• **Entries**:
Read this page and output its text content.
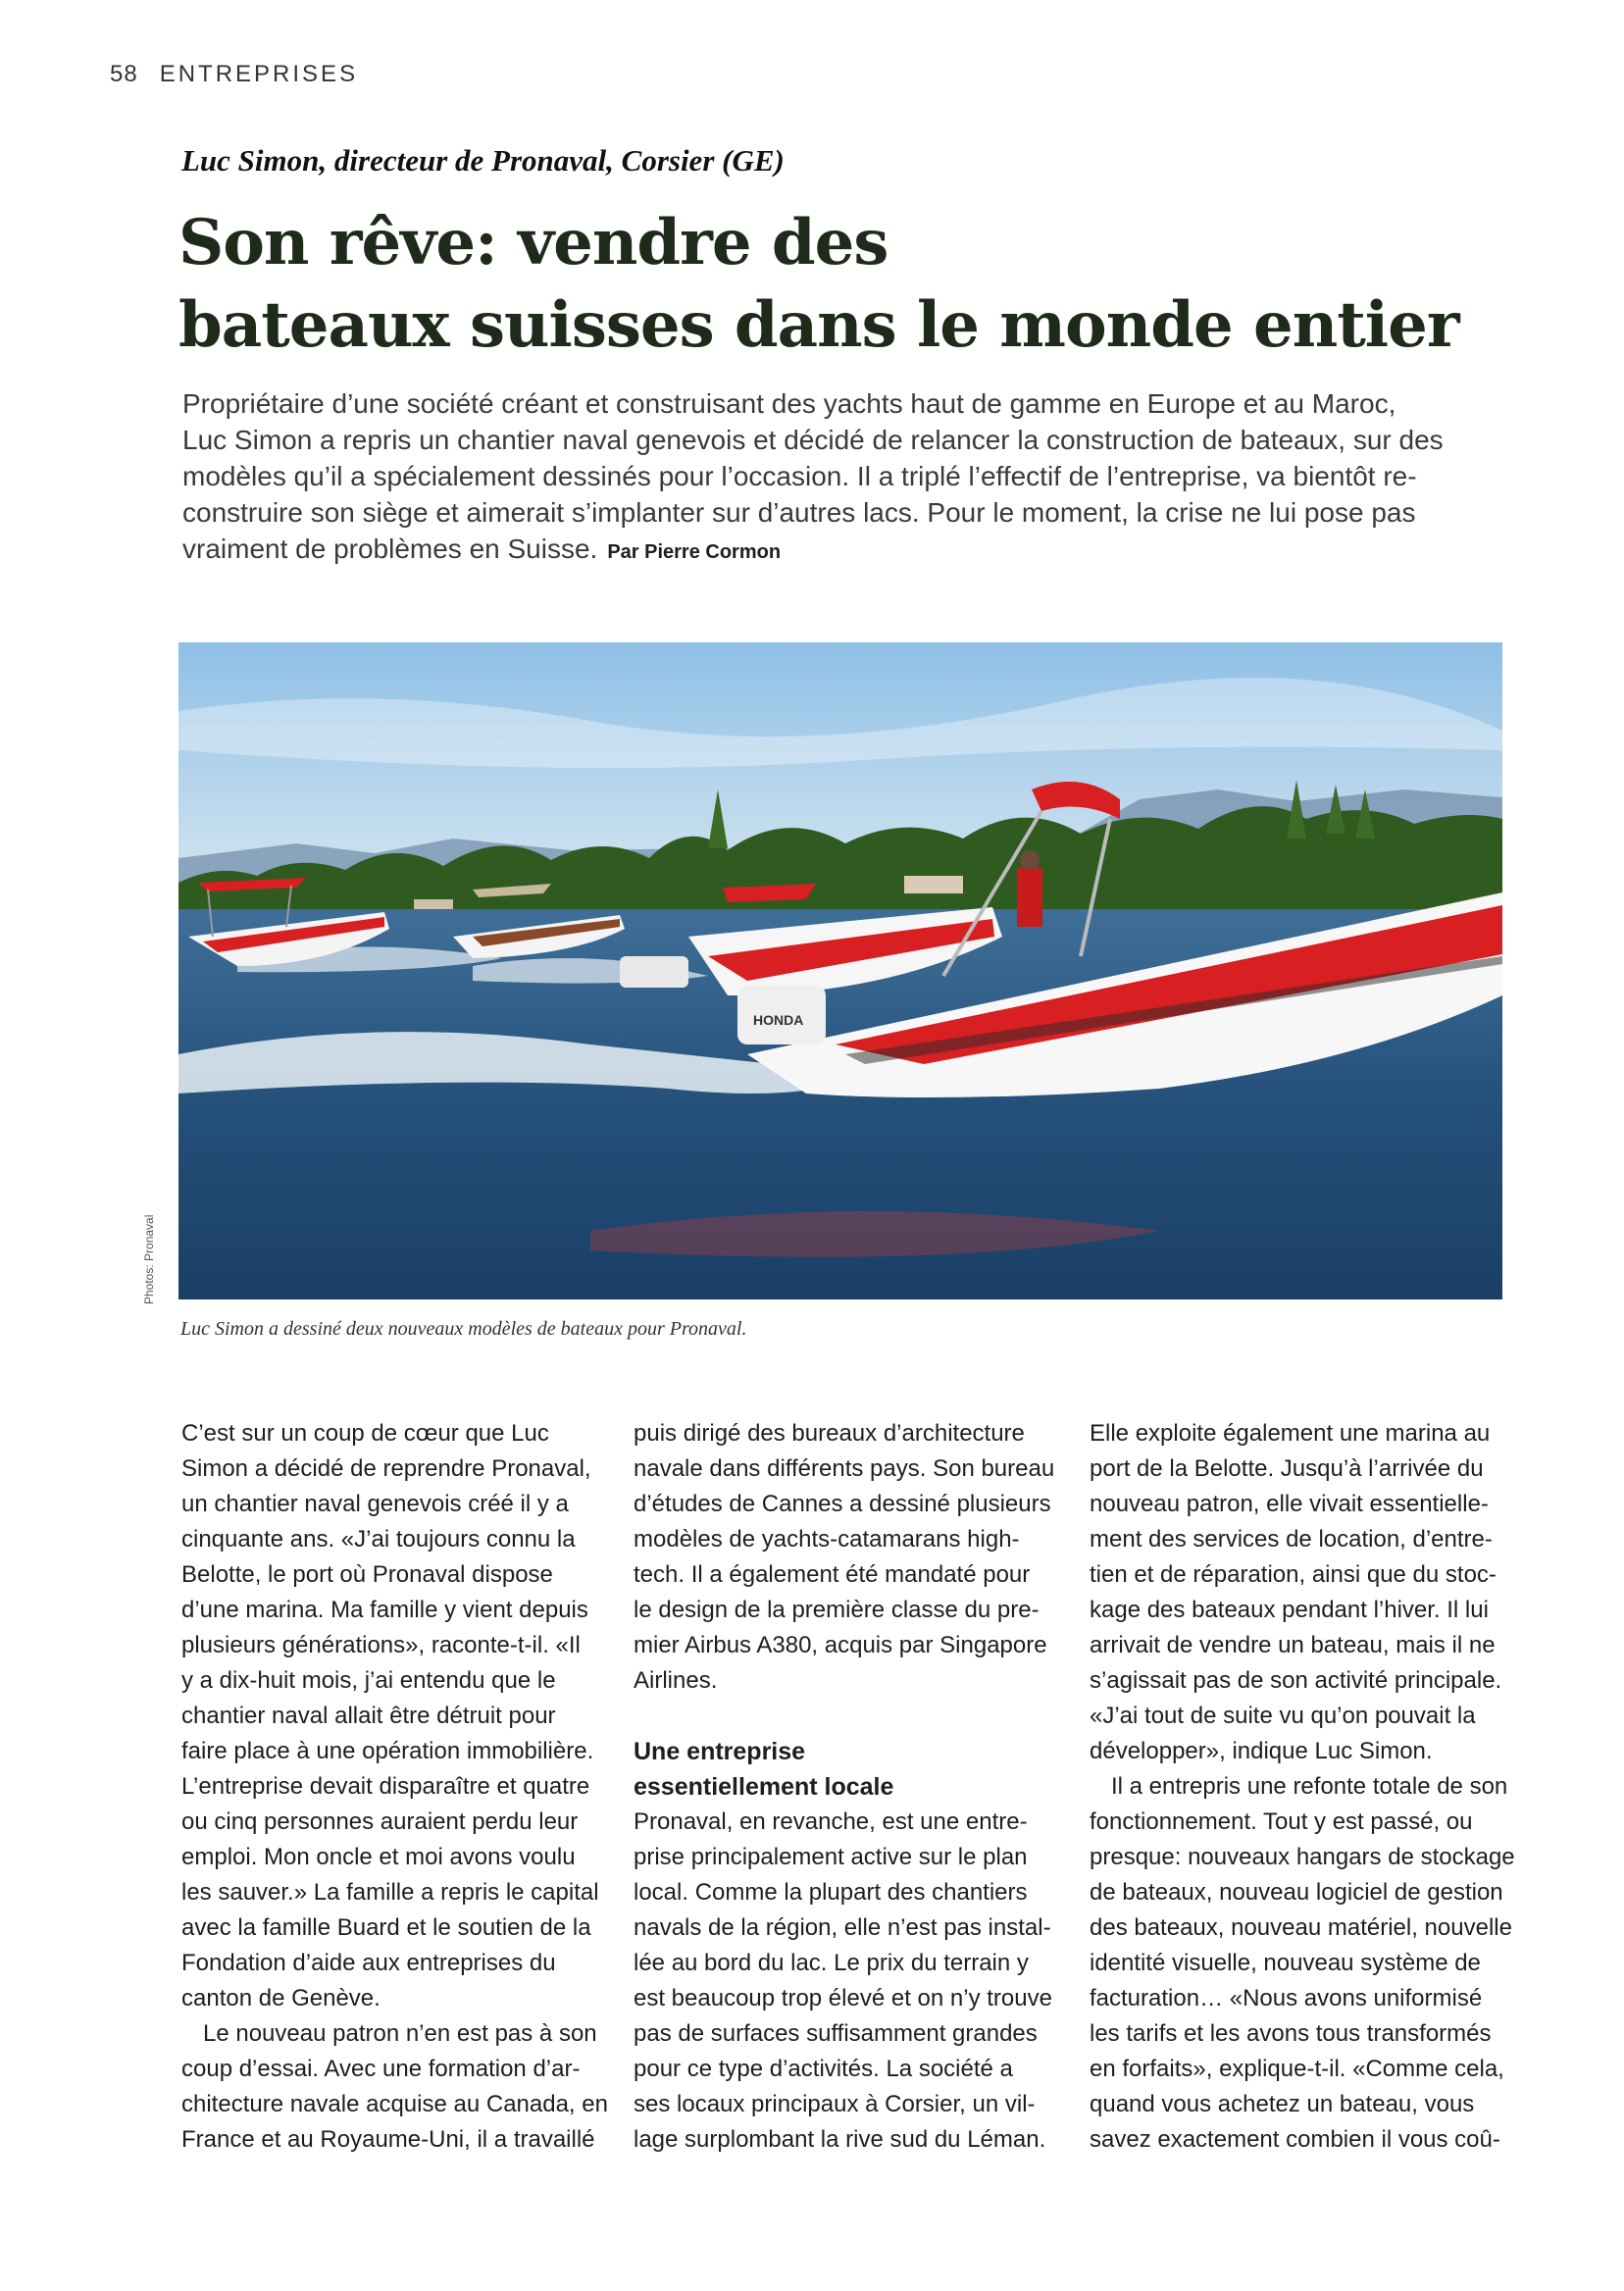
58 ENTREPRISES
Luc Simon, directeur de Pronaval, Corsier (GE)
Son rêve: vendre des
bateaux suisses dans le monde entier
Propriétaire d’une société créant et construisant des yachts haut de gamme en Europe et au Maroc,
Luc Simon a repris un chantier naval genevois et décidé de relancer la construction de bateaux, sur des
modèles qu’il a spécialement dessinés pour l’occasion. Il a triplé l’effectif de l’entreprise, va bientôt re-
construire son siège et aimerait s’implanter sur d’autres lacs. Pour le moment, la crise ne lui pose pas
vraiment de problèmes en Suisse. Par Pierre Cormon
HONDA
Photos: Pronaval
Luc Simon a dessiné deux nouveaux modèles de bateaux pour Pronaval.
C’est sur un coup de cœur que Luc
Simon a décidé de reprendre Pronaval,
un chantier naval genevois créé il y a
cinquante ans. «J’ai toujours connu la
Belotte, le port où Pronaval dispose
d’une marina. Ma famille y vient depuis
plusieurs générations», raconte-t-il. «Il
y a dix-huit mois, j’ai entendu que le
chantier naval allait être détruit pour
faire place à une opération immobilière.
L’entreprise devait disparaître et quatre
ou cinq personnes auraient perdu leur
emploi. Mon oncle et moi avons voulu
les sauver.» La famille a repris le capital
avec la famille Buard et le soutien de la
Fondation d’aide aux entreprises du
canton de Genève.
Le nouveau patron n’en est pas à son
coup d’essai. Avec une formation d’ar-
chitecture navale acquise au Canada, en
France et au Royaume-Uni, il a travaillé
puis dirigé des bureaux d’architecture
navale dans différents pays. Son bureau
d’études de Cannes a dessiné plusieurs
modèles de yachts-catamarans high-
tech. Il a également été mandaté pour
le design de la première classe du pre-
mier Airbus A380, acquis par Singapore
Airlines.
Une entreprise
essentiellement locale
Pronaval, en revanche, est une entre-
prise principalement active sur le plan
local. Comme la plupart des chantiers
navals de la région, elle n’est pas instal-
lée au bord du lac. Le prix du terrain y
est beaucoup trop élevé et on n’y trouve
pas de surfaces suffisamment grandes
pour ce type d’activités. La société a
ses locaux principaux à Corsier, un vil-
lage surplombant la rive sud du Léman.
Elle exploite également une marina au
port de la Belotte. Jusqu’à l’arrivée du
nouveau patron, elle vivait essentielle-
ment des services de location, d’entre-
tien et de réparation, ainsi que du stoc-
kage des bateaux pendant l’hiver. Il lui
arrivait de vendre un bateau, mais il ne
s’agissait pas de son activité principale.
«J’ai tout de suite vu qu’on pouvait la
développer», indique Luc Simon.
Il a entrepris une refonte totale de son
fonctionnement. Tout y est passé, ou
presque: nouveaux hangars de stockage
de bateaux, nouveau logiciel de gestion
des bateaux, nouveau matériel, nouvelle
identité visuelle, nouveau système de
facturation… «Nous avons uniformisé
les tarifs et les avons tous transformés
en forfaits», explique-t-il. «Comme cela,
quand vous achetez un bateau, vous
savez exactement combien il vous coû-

• **What you should do**: Copy each line in the data that holds the word "dans".

• **Written answer**:
bateaux suisses dans le monde entier
navale dans différents pays. Son bureau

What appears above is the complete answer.